**Records for this exercise:**
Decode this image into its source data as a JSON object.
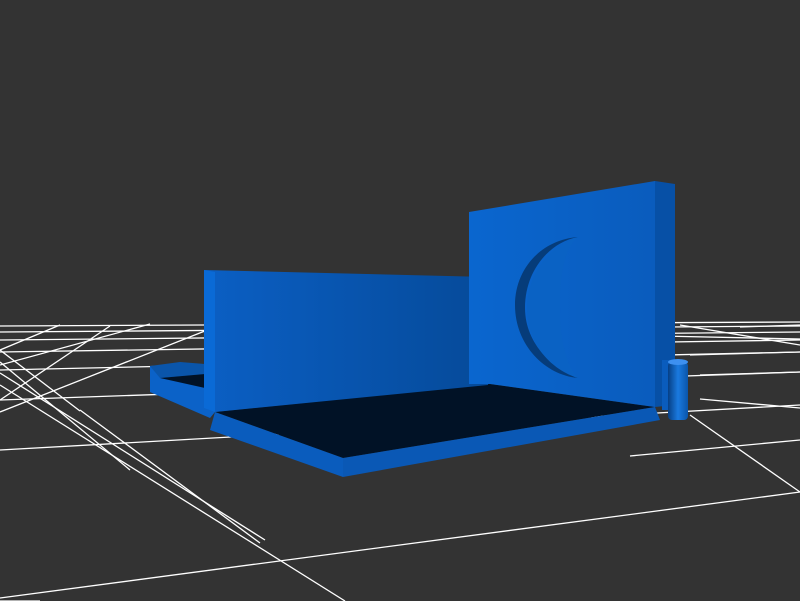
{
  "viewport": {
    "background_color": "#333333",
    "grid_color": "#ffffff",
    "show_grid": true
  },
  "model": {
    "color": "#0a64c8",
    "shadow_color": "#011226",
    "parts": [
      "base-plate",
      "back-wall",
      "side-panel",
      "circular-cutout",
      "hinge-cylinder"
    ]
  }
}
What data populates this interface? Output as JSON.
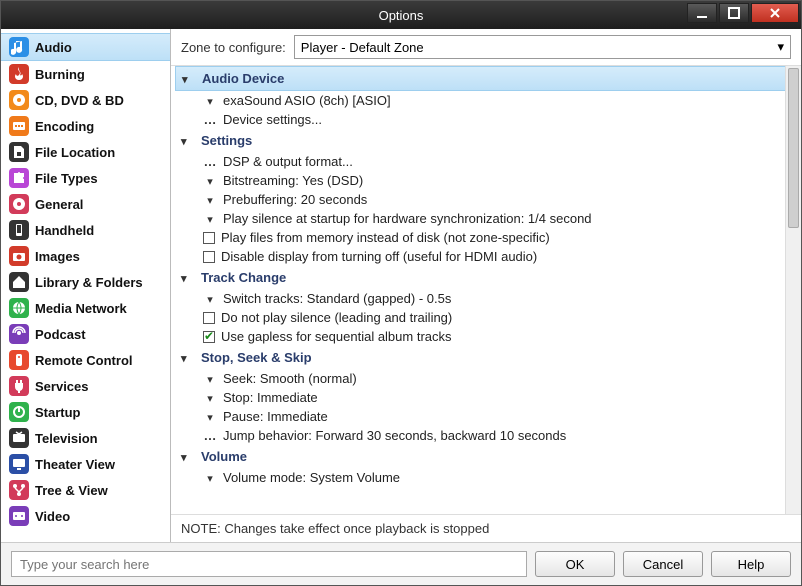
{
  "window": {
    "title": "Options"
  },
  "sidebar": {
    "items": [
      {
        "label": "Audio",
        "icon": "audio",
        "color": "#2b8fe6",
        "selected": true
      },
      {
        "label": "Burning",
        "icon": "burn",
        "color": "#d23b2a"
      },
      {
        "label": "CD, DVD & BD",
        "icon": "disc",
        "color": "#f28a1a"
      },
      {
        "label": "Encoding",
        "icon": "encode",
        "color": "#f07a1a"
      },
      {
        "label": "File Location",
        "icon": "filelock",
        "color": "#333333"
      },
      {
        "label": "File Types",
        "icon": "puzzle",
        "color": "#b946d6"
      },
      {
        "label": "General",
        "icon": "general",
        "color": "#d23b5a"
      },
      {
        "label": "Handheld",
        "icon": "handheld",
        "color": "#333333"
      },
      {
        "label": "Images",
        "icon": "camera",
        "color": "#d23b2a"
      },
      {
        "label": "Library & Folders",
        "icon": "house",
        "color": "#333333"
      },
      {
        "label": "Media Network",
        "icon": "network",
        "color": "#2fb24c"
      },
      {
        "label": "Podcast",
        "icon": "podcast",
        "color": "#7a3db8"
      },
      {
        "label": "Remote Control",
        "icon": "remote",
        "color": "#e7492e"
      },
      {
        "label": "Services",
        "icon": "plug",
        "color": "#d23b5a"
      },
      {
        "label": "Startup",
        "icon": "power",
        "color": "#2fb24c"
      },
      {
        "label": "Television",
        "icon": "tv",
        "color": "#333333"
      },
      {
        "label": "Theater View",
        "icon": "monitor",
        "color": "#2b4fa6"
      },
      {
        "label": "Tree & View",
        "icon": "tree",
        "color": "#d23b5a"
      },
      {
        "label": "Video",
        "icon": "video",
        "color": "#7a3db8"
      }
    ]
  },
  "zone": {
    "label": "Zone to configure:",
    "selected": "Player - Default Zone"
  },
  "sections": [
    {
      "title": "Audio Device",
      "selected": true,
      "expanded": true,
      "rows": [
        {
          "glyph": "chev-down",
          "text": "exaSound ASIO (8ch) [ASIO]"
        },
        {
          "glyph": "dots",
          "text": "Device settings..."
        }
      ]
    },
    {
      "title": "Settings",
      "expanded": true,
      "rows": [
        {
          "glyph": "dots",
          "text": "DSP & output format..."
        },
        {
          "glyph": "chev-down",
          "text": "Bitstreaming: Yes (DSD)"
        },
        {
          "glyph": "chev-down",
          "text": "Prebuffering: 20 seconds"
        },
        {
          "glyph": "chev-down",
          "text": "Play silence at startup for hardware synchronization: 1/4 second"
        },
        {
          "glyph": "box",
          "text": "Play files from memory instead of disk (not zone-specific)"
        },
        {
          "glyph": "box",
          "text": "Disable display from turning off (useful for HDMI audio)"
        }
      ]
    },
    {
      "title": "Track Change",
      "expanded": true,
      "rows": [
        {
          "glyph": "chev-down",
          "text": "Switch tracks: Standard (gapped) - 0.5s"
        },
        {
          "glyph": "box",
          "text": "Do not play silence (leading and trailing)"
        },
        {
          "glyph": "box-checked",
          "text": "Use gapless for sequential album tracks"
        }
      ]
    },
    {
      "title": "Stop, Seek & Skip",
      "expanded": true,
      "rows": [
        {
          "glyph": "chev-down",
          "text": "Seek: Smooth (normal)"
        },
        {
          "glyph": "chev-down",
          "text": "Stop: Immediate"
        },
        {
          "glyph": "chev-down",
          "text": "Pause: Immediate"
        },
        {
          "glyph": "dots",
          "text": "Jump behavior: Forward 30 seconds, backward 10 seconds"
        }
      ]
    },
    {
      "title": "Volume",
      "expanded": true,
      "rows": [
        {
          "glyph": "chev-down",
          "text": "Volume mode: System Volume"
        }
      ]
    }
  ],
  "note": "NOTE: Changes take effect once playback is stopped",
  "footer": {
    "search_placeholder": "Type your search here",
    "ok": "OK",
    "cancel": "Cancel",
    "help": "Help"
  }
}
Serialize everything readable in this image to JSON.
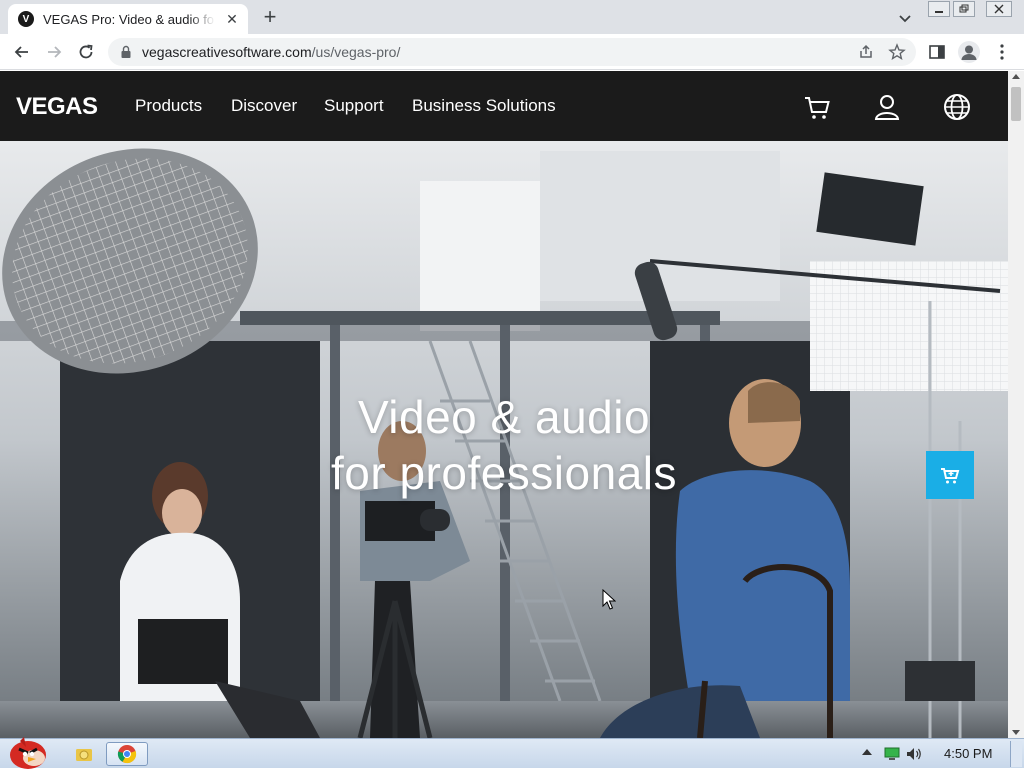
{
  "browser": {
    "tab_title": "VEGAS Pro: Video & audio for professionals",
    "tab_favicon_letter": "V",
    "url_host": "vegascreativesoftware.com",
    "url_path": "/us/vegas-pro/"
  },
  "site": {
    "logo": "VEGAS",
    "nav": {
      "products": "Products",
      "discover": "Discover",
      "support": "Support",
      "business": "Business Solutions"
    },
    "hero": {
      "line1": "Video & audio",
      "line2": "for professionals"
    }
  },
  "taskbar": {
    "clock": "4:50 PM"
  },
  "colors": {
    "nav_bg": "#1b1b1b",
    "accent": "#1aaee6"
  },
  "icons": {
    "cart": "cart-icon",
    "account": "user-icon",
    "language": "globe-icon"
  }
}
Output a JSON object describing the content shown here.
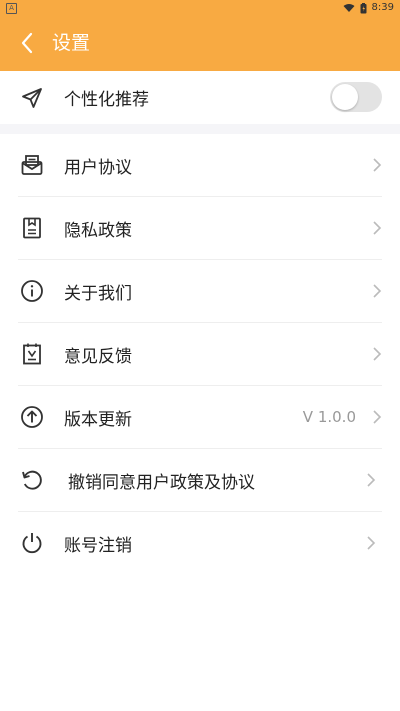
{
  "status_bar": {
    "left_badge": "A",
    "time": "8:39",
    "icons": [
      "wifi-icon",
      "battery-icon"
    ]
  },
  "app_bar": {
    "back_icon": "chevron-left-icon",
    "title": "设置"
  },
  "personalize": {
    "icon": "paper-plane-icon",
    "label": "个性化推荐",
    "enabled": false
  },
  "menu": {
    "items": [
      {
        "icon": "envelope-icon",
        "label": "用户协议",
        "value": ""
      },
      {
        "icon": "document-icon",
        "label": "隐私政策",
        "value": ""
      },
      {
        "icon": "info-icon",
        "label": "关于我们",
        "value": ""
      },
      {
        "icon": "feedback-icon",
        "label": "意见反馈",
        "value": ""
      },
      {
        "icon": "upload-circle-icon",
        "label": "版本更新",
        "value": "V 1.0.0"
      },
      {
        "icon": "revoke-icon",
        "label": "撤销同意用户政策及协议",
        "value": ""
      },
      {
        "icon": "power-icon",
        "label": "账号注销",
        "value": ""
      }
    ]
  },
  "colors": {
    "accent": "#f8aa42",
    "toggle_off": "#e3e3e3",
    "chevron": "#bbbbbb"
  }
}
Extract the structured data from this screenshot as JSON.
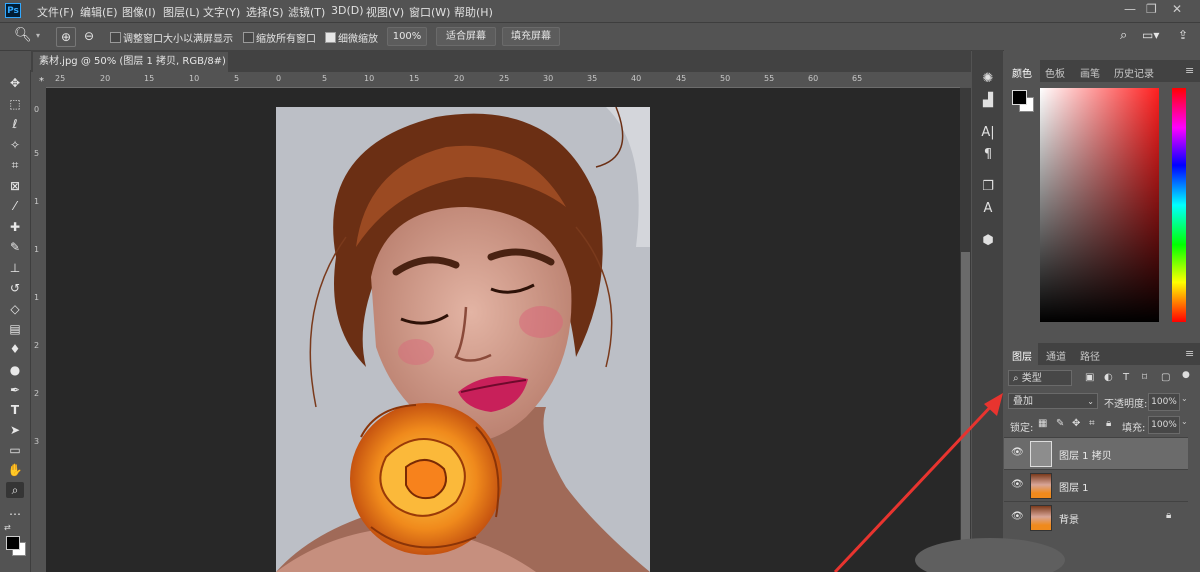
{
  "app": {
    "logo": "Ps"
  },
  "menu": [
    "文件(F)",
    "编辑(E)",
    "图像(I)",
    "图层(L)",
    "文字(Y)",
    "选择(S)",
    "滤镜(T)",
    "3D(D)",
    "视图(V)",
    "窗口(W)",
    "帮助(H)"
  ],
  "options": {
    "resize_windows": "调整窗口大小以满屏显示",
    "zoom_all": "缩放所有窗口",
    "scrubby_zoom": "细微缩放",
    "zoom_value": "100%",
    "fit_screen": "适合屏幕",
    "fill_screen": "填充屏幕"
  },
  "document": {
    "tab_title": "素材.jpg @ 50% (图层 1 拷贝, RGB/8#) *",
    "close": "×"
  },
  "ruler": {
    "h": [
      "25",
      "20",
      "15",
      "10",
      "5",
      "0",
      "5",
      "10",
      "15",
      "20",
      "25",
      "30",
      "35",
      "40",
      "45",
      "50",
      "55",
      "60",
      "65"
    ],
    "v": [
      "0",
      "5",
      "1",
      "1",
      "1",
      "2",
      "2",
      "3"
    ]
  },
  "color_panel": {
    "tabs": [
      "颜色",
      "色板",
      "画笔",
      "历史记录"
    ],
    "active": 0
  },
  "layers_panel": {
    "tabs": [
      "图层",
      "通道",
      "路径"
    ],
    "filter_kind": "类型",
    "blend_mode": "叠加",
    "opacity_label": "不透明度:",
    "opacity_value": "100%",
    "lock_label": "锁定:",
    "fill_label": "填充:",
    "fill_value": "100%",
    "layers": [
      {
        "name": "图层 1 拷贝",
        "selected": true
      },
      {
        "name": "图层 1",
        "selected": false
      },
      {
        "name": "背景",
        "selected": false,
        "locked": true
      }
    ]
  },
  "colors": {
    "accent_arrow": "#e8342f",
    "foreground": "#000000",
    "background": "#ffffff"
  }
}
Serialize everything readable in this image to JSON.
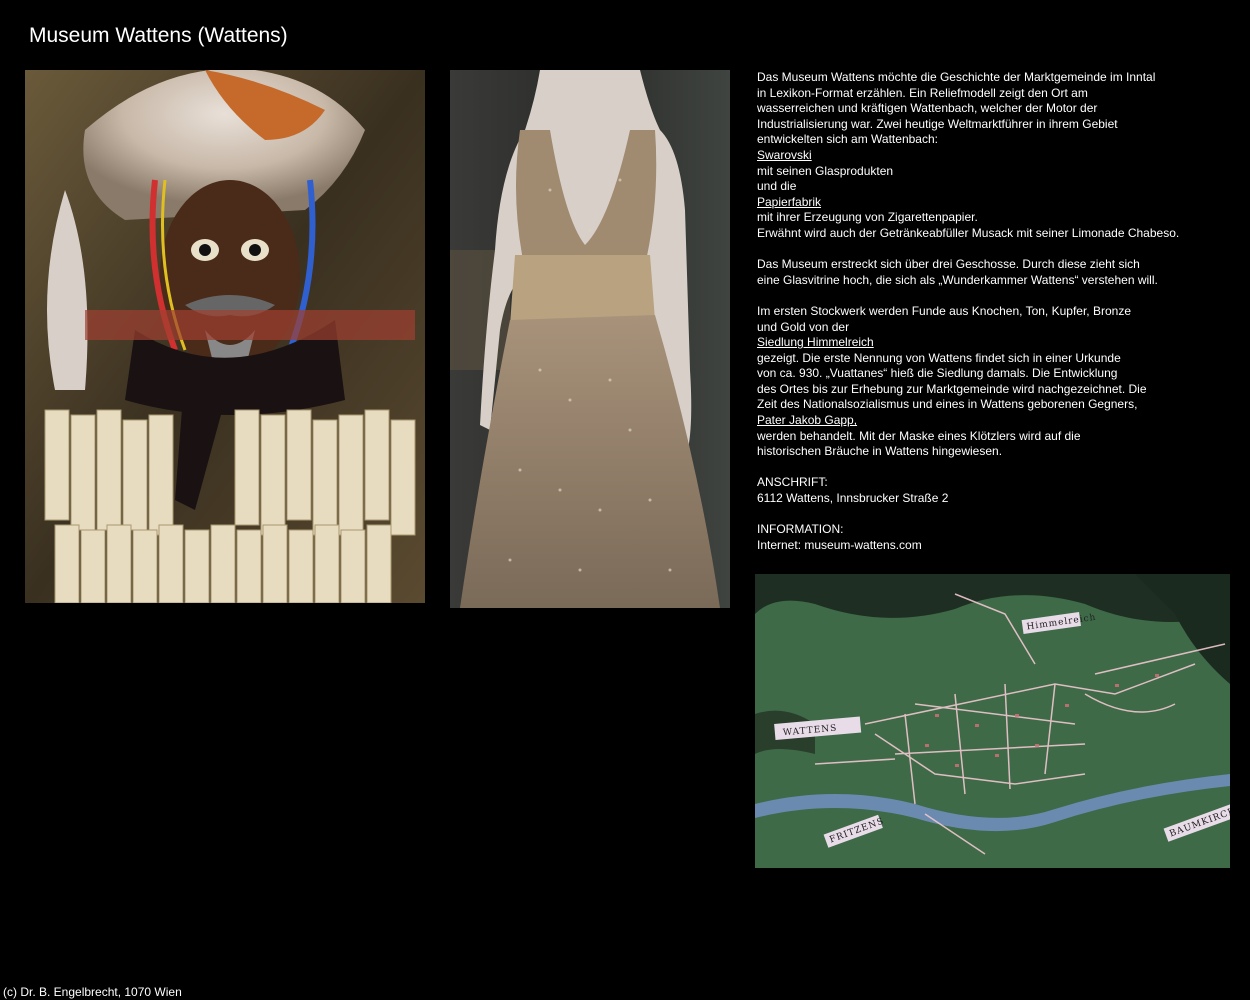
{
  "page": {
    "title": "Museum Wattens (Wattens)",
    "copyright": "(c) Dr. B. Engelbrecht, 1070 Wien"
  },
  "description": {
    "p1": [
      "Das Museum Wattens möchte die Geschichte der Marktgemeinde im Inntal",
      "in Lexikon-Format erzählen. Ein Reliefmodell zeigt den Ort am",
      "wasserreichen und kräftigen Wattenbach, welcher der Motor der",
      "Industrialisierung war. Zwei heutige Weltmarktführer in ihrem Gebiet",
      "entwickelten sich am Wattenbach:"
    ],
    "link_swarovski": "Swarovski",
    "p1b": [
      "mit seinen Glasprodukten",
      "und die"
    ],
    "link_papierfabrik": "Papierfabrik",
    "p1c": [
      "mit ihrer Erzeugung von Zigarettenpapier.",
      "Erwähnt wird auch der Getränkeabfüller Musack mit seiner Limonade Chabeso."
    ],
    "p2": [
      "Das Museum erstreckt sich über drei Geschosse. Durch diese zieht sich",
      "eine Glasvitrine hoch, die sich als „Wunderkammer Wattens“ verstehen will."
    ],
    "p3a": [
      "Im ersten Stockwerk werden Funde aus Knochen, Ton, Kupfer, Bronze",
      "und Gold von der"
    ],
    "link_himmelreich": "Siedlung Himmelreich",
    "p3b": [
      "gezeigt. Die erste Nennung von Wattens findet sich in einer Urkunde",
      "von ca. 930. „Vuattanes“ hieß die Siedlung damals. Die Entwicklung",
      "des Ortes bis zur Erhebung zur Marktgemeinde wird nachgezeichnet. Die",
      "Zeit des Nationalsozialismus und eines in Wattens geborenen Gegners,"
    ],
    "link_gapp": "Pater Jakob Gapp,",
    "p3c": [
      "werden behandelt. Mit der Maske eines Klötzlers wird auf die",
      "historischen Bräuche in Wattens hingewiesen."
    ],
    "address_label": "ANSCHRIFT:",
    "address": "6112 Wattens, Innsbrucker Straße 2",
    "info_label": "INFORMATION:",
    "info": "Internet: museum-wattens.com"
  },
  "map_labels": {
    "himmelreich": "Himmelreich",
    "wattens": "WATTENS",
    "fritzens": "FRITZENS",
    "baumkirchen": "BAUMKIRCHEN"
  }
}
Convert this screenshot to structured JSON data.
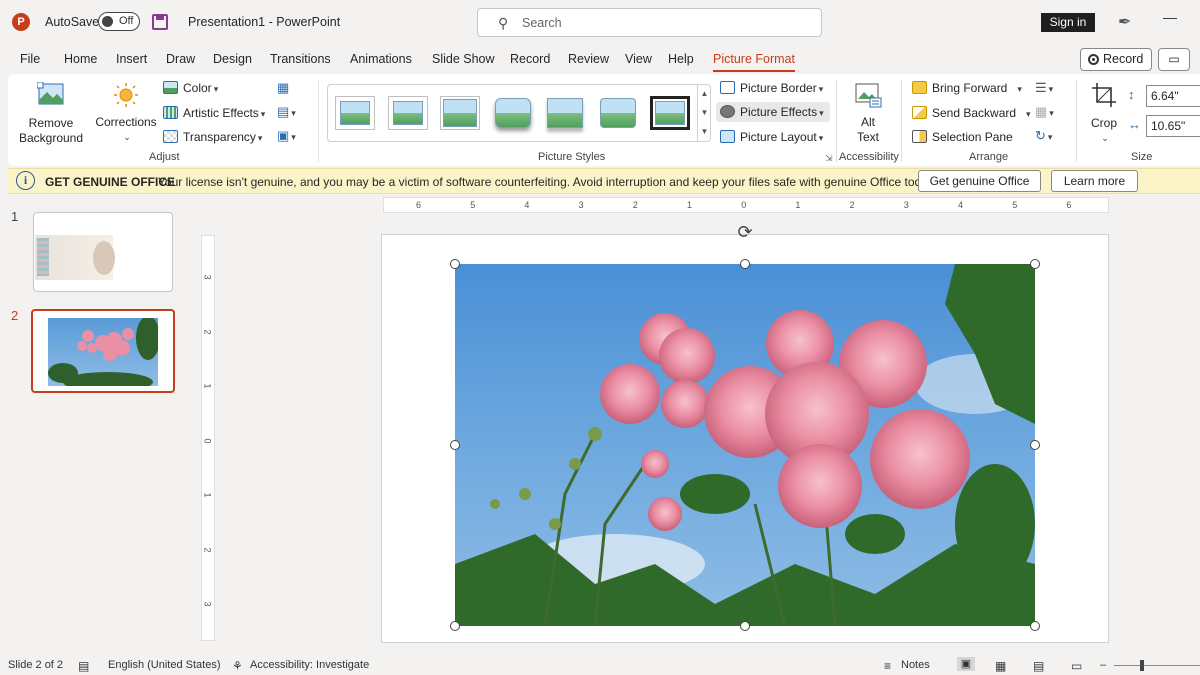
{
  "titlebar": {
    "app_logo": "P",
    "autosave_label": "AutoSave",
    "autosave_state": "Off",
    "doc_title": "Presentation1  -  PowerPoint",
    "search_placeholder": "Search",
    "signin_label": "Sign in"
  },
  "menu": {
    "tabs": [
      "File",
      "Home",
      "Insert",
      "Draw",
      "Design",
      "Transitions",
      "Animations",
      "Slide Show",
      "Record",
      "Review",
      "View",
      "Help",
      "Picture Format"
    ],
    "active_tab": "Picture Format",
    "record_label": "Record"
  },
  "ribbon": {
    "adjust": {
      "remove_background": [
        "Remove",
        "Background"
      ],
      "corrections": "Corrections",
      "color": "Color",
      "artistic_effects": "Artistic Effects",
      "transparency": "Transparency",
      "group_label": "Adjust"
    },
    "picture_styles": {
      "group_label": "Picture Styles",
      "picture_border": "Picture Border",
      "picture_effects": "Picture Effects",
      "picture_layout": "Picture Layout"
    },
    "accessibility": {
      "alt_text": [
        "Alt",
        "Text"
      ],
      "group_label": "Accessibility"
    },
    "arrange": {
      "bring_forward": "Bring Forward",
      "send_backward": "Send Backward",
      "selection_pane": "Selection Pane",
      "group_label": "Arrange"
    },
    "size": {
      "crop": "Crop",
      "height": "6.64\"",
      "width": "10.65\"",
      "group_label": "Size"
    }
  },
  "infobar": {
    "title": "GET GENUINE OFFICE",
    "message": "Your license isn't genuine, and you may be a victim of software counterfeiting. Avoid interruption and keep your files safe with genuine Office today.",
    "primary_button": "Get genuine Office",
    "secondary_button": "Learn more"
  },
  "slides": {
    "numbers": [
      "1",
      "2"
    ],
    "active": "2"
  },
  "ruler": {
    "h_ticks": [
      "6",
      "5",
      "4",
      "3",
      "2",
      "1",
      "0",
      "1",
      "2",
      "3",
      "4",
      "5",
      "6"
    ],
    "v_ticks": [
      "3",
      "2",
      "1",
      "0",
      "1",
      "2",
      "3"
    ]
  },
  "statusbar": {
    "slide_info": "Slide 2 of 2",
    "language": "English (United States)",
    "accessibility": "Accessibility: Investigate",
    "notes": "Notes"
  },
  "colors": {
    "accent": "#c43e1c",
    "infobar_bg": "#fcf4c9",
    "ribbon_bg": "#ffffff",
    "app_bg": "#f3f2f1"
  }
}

**What to work on:** From the listing above, pick out every line containing "object".

**Exercise solution:**
Decode this image into its source data as a JSON object.
Output a JSON object describing the content shown here.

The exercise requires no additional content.